- [Problem to solve]
Repeat the listing in full, exactly as it stands.

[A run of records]
▬▬▬▬▬▬

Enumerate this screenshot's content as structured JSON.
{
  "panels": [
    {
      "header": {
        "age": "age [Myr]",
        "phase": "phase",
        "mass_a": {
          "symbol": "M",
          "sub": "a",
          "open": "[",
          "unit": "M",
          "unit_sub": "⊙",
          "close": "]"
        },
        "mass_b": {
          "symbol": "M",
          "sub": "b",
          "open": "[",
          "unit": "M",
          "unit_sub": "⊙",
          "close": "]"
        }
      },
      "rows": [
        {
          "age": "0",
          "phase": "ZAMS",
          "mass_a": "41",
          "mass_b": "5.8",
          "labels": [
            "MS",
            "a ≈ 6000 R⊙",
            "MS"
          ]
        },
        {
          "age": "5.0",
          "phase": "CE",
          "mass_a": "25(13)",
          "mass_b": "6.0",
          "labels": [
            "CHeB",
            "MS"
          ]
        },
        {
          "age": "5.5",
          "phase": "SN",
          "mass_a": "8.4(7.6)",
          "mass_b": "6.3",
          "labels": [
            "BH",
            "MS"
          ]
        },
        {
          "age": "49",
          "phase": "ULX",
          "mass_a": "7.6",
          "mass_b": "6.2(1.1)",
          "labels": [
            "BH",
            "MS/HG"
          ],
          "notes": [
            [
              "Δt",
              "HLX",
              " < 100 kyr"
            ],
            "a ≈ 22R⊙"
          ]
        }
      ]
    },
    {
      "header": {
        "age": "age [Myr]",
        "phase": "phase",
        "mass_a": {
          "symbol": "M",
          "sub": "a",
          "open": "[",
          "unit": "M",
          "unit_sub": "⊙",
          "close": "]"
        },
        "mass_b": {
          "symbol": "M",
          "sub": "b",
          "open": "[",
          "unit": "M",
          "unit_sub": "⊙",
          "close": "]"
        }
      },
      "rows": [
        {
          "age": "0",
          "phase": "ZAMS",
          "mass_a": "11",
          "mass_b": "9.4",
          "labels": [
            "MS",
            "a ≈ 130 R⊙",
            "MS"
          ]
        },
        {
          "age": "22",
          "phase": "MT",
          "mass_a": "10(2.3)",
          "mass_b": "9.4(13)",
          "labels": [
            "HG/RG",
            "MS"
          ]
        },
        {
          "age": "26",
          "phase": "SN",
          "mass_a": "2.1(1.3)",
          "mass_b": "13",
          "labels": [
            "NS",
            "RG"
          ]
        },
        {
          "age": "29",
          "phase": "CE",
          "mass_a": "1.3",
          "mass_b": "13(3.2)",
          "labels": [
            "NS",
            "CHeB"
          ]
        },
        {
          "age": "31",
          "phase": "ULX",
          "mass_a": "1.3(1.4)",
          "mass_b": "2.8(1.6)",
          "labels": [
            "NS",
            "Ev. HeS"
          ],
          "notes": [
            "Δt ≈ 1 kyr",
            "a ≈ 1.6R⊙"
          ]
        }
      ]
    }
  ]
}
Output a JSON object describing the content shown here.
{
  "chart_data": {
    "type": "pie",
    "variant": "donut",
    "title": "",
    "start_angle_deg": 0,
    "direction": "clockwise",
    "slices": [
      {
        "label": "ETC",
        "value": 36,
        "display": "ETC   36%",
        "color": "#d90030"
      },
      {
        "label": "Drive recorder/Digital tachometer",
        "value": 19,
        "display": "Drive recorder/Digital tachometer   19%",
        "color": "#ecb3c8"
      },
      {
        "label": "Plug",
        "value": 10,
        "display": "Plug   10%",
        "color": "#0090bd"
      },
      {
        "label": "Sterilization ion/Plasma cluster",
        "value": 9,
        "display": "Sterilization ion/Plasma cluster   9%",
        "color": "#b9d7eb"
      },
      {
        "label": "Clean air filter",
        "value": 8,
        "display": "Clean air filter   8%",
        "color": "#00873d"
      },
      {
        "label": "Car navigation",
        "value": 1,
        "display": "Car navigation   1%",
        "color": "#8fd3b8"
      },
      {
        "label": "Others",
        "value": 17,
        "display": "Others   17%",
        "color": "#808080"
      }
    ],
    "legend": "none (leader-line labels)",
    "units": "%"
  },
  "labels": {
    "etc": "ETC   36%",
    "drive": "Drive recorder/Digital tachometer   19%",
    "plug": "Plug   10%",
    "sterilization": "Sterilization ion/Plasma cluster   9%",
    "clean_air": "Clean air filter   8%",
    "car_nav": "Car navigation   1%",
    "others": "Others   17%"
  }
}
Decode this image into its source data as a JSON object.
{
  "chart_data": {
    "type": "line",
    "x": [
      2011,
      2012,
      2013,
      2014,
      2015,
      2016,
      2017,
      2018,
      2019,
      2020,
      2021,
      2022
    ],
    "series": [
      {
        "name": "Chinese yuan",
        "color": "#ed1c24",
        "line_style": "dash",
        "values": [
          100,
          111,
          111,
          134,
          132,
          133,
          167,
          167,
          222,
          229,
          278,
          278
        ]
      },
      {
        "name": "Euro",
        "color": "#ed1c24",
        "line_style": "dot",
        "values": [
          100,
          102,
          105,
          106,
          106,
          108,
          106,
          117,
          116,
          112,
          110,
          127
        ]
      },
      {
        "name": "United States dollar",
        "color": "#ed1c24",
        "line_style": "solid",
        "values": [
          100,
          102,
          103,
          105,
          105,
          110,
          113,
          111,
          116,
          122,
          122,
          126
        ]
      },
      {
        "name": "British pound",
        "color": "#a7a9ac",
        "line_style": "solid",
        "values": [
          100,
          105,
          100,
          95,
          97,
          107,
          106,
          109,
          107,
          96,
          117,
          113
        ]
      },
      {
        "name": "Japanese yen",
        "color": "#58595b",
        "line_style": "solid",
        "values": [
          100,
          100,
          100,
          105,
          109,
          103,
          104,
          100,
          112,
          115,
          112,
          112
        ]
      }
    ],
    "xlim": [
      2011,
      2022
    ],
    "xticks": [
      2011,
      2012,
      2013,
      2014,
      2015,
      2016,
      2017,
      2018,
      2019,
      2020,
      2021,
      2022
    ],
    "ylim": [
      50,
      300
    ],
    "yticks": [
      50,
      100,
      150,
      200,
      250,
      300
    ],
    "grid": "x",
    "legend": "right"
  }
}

▬▬▬▬▬▬

- [Result of the exercise]
Enumerate this screenshot's content as structured JSON.
{
  "panels": [
    {
      "header": {
        "age": "age [Myr]",
        "phase": "phase",
        "mass_a": {
          "symbol": "M",
          "sub": "a",
          "open": "[",
          "unit": "M",
          "unit_sub": "⊙",
          "close": "]"
        },
        "mass_b": {
          "symbol": "M",
          "sub": "b",
          "open": "[",
          "unit": "M",
          "unit_sub": "⊙",
          "close": "]"
        }
      },
      "rows": [
        {
          "age": "0",
          "phase": "ZAMS",
          "mass_a": "41",
          "mass_b": "5.8",
          "labels": [
            "MS",
            "a ≈ 6000 R⊙",
            "MS"
          ]
        },
        {
          "age": "5.0",
          "phase": "CE",
          "mass_a": "25(13)",
          "mass_b": "6.0",
          "labels": [
            "CHeB",
            "MS"
          ]
        },
        {
          "age": "5.5",
          "phase": "SN",
          "mass_a": "8.4(7.6)",
          "mass_b": "6.3",
          "labels": [
            "BH",
            "MS"
          ]
        },
        {
          "age": "49",
          "phase": "ULX",
          "mass_a": "7.6",
          "mass_b": "6.2(1.1)",
          "labels": [
            "BH",
            "MS/HG"
          ],
          "notes": [
            [
              "Δt",
              "HLX",
              " < 100 kyr"
            ],
            "a ≈ 22R⊙"
          ]
        }
      ]
    },
    {
      "header": {
        "age": "age [Myr]",
        "phase": "phase",
        "mass_a": {
          "symbol": "M",
          "sub": "a",
          "open": "[",
          "unit": "M",
          "unit_sub": "⊙",
          "close": "]"
        },
        "mass_b": {
          "symbol": "M",
          "sub": "b",
          "open": "[",
          "unit": "M",
          "unit_sub": "⊙",
          "close": "]"
        }
      },
      "rows": [
        {
          "age": "0",
          "phase": "ZAMS",
          "mass_a": "11",
          "mass_b": "9.4",
          "labels": [
            "MS",
            "a ≈ 130 R⊙",
            "MS"
          ]
        },
        {
          "age": "22",
          "phase": "MT",
          "mass_a": "10(2.3)",
          "mass_b": "9.4(13)",
          "labels": [
            "HG/RG",
            "MS"
          ]
        },
        {
          "age": "26",
          "phase": "SN",
          "mass_a": "2.1(1.3)",
          "mass_b": "13",
          "labels": [
            "NS",
            "RG"
          ]
        },
        {
          "age": "29",
          "phase": "CE",
          "mass_a": "1.3",
          "mass_b": "13(3.2)",
          "labels": [
            "NS",
            "CHeB"
          ]
        },
        {
          "age": "31",
          "phase": "ULX",
          "mass_a": "1.3(1.4)",
          "mass_b": "2.8(1.6)",
          "labels": [
            "NS",
            "Ev. HeS"
          ],
          "notes": [
            "Δt ≈ 1 kyr",
            "a ≈ 1.6R⊙"
          ]
        }
      ]
    }
  ]
}
Output a JSON object describing the content shown here.
{
  "chart_data": {
    "type": "pie",
    "variant": "donut",
    "title": "",
    "start_angle_deg": 0,
    "direction": "clockwise",
    "slices": [
      {
        "label": "ETC",
        "value": 36,
        "display": "ETC   36%",
        "color": "#d90030"
      },
      {
        "label": "Drive recorder/Digital tachometer",
        "value": 19,
        "display": "Drive recorder/Digital tachometer   19%",
        "color": "#ecb3c8"
      },
      {
        "label": "Plug",
        "value": 10,
        "display": "Plug   10%",
        "color": "#0090bd"
      },
      {
        "label": "Sterilization ion/Plasma cluster",
        "value": 9,
        "display": "Sterilization ion/Plasma cluster   9%",
        "color": "#b9d7eb"
      },
      {
        "label": "Clean air filter",
        "value": 8,
        "display": "Clean air filter   8%",
        "color": "#00873d"
      },
      {
        "label": "Car navigation",
        "value": 1,
        "display": "Car navigation   1%",
        "color": "#8fd3b8"
      },
      {
        "label": "Others",
        "value": 17,
        "display": "Others   17%",
        "color": "#808080"
      }
    ],
    "legend": "none (leader-line labels)",
    "units": "%"
  },
  "labels": {
    "etc": "ETC   36%",
    "drive": "Drive recorder/Digital tachometer   19%",
    "plug": "Plug   10%",
    "sterilization": "Sterilization ion/Plasma cluster   9%",
    "clean_air": "Clean air filter   8%",
    "car_nav": "Car navigation   1%",
    "others": "Others   17%"
  }
}
Decode this image into its source data as a JSON object.
{
  "chart_data": {
    "type": "line",
    "x": [
      2011,
      2012,
      2013,
      2014,
      2015,
      2016,
      2017,
      2018,
      2019,
      2020,
      2021,
      2022
    ],
    "series": [
      {
        "name": "Chinese yuan",
        "color": "#ed1c24",
        "line_style": "dash",
        "values": [
          100,
          111,
          111,
          134,
          132,
          133,
          167,
          167,
          222,
          229,
          278,
          278
        ]
      },
      {
        "name": "Euro",
        "color": "#ed1c24",
        "line_style": "dot",
        "values": [
          100,
          102,
          105,
          106,
          106,
          108,
          106,
          117,
          116,
          112,
          110,
          127
        ]
      },
      {
        "name": "United States dollar",
        "color": "#ed1c24",
        "line_style": "solid",
        "values": [
          100,
          102,
          103,
          105,
          105,
          110,
          113,
          111,
          116,
          122,
          122,
          126
        ]
      },
      {
        "name": "British pound",
        "color": "#a7a9ac",
        "line_style": "solid",
        "values": [
          100,
          105,
          100,
          95,
          97,
          107,
          106,
          109,
          107,
          96,
          117,
          113
        ]
      },
      {
        "name": "Japanese yen",
        "color": "#58595b",
        "line_style": "solid",
        "values": [
          100,
          100,
          100,
          105,
          109,
          103,
          104,
          100,
          112,
          115,
          112,
          112
        ]
      }
    ],
    "xlim": [
      2011,
      2022
    ],
    "xticks": [
      2011,
      2012,
      2013,
      2014,
      2015,
      2016,
      2017,
      2018,
      2019,
      2020,
      2021,
      2022
    ],
    "ylim": [
      50,
      300
    ],
    "yticks": [
      50,
      100,
      150,
      200,
      250,
      300
    ],
    "grid": "x",
    "legend": "right"
  }
}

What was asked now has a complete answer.